__EXERCISE__: Which lines have the string "оврагу"? Copy all of them from the entries below.

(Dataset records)
————————
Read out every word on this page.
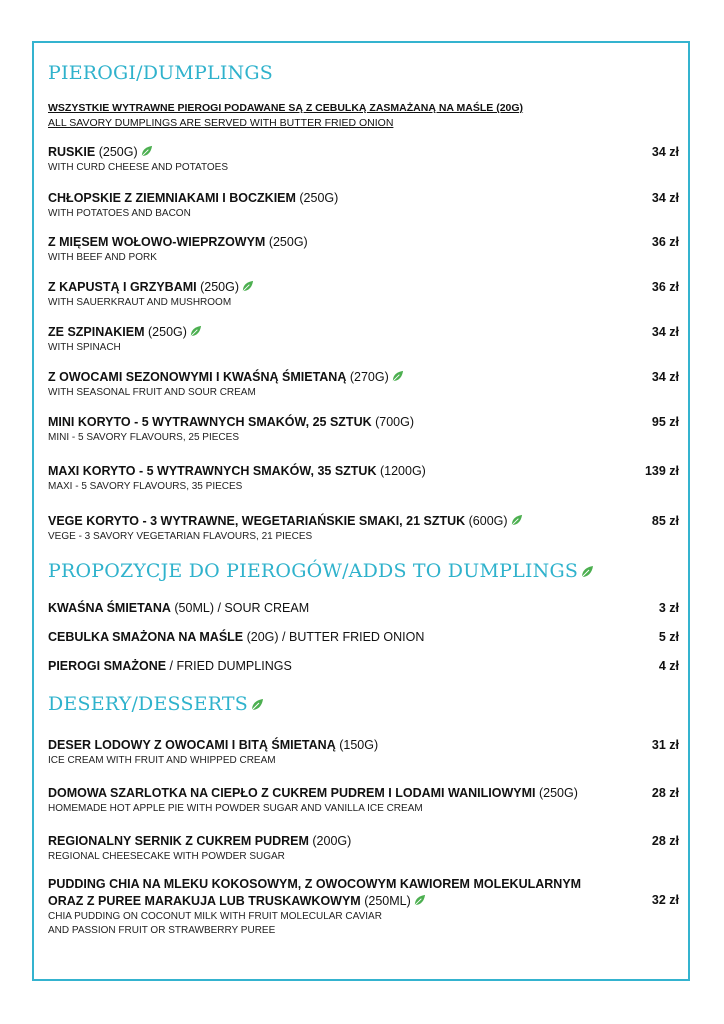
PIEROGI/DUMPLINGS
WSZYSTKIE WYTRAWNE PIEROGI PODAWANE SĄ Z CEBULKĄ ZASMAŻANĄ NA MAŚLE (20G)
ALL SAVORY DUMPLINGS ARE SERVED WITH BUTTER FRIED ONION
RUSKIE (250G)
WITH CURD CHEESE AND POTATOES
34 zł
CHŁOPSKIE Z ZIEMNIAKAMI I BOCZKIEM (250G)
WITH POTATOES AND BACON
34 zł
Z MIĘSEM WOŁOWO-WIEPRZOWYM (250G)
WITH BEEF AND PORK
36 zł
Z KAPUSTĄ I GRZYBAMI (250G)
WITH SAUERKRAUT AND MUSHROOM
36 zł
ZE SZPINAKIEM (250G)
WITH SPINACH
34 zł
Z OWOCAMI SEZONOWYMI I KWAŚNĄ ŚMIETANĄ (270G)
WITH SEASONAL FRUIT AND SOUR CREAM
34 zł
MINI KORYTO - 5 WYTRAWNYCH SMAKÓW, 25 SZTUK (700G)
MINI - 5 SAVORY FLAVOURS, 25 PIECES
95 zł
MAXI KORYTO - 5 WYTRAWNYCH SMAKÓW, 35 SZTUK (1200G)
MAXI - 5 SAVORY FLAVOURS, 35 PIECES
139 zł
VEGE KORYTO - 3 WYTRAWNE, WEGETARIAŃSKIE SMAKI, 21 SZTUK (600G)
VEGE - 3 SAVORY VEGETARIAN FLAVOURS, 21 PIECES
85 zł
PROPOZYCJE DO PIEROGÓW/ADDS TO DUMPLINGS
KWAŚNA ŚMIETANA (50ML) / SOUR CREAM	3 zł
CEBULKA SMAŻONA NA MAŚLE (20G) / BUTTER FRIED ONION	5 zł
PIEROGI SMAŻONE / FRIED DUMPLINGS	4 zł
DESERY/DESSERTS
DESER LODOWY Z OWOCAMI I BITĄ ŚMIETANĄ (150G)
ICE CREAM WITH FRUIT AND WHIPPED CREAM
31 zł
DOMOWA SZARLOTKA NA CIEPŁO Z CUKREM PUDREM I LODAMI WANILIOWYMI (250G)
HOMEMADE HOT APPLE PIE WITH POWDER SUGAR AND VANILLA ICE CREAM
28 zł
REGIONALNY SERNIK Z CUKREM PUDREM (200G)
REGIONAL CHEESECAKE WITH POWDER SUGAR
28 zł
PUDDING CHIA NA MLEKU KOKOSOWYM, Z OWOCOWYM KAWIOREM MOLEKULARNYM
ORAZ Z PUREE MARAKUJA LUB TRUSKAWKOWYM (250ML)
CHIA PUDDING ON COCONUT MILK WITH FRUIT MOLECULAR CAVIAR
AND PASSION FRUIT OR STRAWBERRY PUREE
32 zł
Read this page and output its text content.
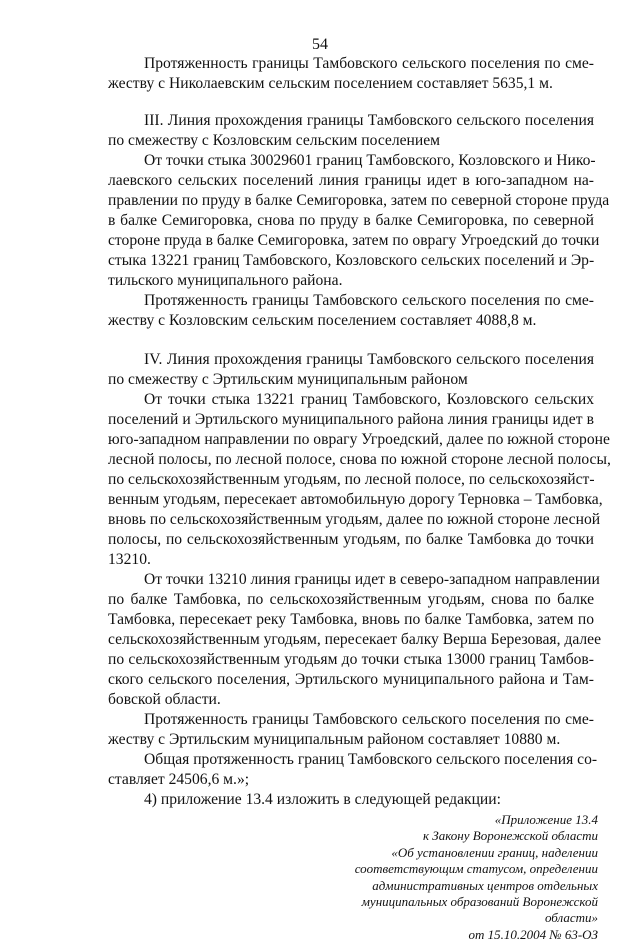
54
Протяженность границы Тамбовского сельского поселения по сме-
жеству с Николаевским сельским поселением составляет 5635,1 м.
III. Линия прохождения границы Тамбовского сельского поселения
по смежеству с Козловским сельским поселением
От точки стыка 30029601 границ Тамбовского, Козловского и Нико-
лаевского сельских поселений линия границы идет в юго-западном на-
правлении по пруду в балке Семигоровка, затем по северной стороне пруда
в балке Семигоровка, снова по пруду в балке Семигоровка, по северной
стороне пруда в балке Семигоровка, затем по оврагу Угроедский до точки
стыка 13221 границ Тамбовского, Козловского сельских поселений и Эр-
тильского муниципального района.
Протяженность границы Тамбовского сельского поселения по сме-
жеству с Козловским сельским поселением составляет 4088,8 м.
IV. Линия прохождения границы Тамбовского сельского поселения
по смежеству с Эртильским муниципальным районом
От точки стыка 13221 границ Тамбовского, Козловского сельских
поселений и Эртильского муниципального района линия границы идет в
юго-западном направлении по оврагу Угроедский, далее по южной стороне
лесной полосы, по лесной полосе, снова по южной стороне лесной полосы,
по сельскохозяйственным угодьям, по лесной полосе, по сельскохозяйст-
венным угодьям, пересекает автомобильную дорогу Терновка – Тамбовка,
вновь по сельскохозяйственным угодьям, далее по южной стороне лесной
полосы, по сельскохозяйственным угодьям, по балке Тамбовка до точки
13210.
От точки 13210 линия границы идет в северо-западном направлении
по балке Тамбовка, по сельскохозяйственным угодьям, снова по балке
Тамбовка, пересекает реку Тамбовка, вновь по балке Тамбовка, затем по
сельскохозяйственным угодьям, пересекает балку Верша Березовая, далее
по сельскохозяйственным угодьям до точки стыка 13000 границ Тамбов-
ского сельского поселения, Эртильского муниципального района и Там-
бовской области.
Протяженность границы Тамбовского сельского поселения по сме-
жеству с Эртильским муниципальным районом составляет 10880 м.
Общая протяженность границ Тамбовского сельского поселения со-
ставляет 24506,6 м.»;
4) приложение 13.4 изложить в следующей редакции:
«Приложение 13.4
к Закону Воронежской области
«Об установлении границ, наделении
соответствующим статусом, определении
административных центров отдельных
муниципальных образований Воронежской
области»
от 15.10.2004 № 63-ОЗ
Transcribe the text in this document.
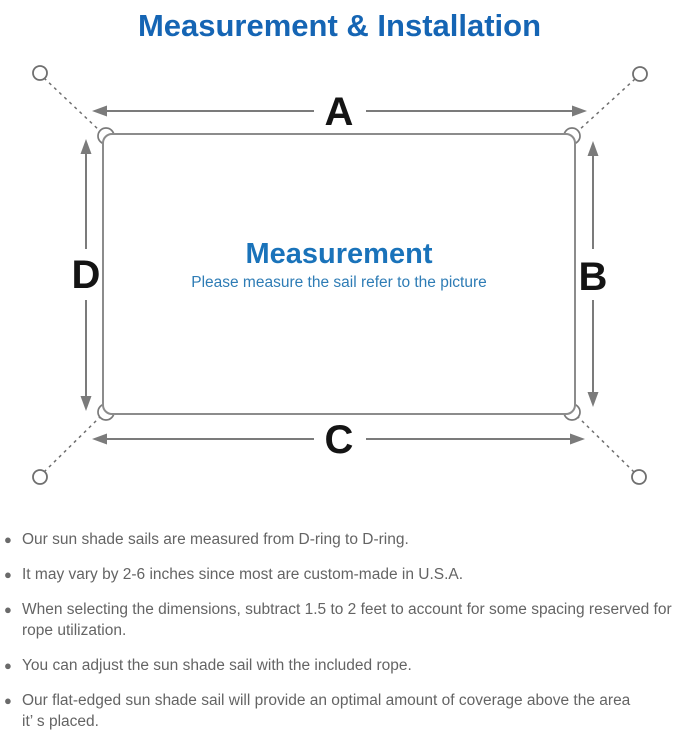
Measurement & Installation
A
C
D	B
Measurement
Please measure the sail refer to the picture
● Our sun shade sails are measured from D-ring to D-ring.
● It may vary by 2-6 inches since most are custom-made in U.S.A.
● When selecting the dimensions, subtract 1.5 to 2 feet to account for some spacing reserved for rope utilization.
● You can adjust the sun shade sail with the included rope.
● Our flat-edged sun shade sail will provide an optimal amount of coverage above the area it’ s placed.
————————
__REPLY__:
стороне пруда в балке Семигоровка, затем по оврагу Угроедский до точки
юго-западном направлении по оврагу Угроедский, далее по южной стороне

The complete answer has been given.